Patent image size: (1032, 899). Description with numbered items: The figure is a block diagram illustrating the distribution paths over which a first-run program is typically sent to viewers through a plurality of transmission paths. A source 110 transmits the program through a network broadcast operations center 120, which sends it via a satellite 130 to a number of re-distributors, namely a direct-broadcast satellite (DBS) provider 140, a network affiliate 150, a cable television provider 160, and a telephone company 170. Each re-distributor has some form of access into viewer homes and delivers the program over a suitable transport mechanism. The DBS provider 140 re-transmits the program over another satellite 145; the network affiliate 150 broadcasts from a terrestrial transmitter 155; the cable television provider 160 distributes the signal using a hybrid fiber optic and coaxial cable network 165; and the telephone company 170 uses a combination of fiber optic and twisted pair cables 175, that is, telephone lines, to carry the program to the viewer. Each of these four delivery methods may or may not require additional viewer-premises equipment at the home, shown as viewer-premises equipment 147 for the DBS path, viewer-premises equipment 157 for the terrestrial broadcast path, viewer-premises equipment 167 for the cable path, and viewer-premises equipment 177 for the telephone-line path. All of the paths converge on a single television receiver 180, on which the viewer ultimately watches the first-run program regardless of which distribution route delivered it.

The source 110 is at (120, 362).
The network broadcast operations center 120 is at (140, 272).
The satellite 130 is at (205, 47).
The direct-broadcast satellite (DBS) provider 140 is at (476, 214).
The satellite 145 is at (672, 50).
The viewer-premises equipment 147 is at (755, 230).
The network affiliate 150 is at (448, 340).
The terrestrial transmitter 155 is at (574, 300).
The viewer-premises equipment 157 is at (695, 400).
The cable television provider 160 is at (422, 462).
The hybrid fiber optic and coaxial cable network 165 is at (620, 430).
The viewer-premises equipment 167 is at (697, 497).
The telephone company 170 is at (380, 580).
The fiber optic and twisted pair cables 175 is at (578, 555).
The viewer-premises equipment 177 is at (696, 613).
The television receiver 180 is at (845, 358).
◆ ◆ ◆
TASK REQUIREMENTS | Quote the listing above in full, reproducing every line without alteration.

THE RESULT |
Patent image size: (1032, 899). Description with numbered items: The figure is a block diagram illustrating the distribution paths over which a first-run program is typically sent to viewers through a plurality of transmission paths. A source 110 transmits the program through a network broadcast operations center 120, which sends it via a satellite 130 to a number of re-distributors, namely a direct-broadcast satellite (DBS) provider 140, a network affiliate 150, a cable television provider 160, and a telephone company 170. Each re-distributor has some form of access into viewer homes and delivers the program over a suitable transport mechanism. The DBS provider 140 re-transmits the program over another satellite 145; the network affiliate 150 broadcasts from a terrestrial transmitter 155; the cable television provider 160 distributes the signal using a hybrid fiber optic and coaxial cable network 165; and the telephone company 170 uses a combination of fiber optic and twisted pair cables 175, that is, telephone lines, to carry the program to the viewer. Each of these four delivery methods may or may not require additional viewer-premises equipment at the home, shown as viewer-premises equipment 147 for the DBS path, viewer-premises equipment 157 for the terrestrial broadcast path, viewer-premises equipment 167 for the cable path, and viewer-premises equipment 177 for the telephone-line path. All of the paths converge on a single television receiver 180, on which the viewer ultimately watches the first-run program regardless of which distribution route delivered it.

The source 110 is at (120, 362).
The network broadcast operations center 120 is at (140, 272).
The satellite 130 is at (205, 47).
The direct-broadcast satellite (DBS) provider 140 is at (476, 214).
The satellite 145 is at (672, 50).
The viewer-premises equipment 147 is at (755, 230).
The network affiliate 150 is at (448, 340).
The terrestrial transmitter 155 is at (574, 300).
The viewer-premises equipment 157 is at (695, 400).
The cable television provider 160 is at (422, 462).
The hybrid fiber optic and coaxial cable network 165 is at (620, 430).
The viewer-premises equipment 167 is at (697, 497).
The telephone company 170 is at (380, 580).
The fiber optic and twisted pair cables 175 is at (578, 555).
The viewer-premises equipment 177 is at (696, 613).
The television receiver 180 is at (845, 358).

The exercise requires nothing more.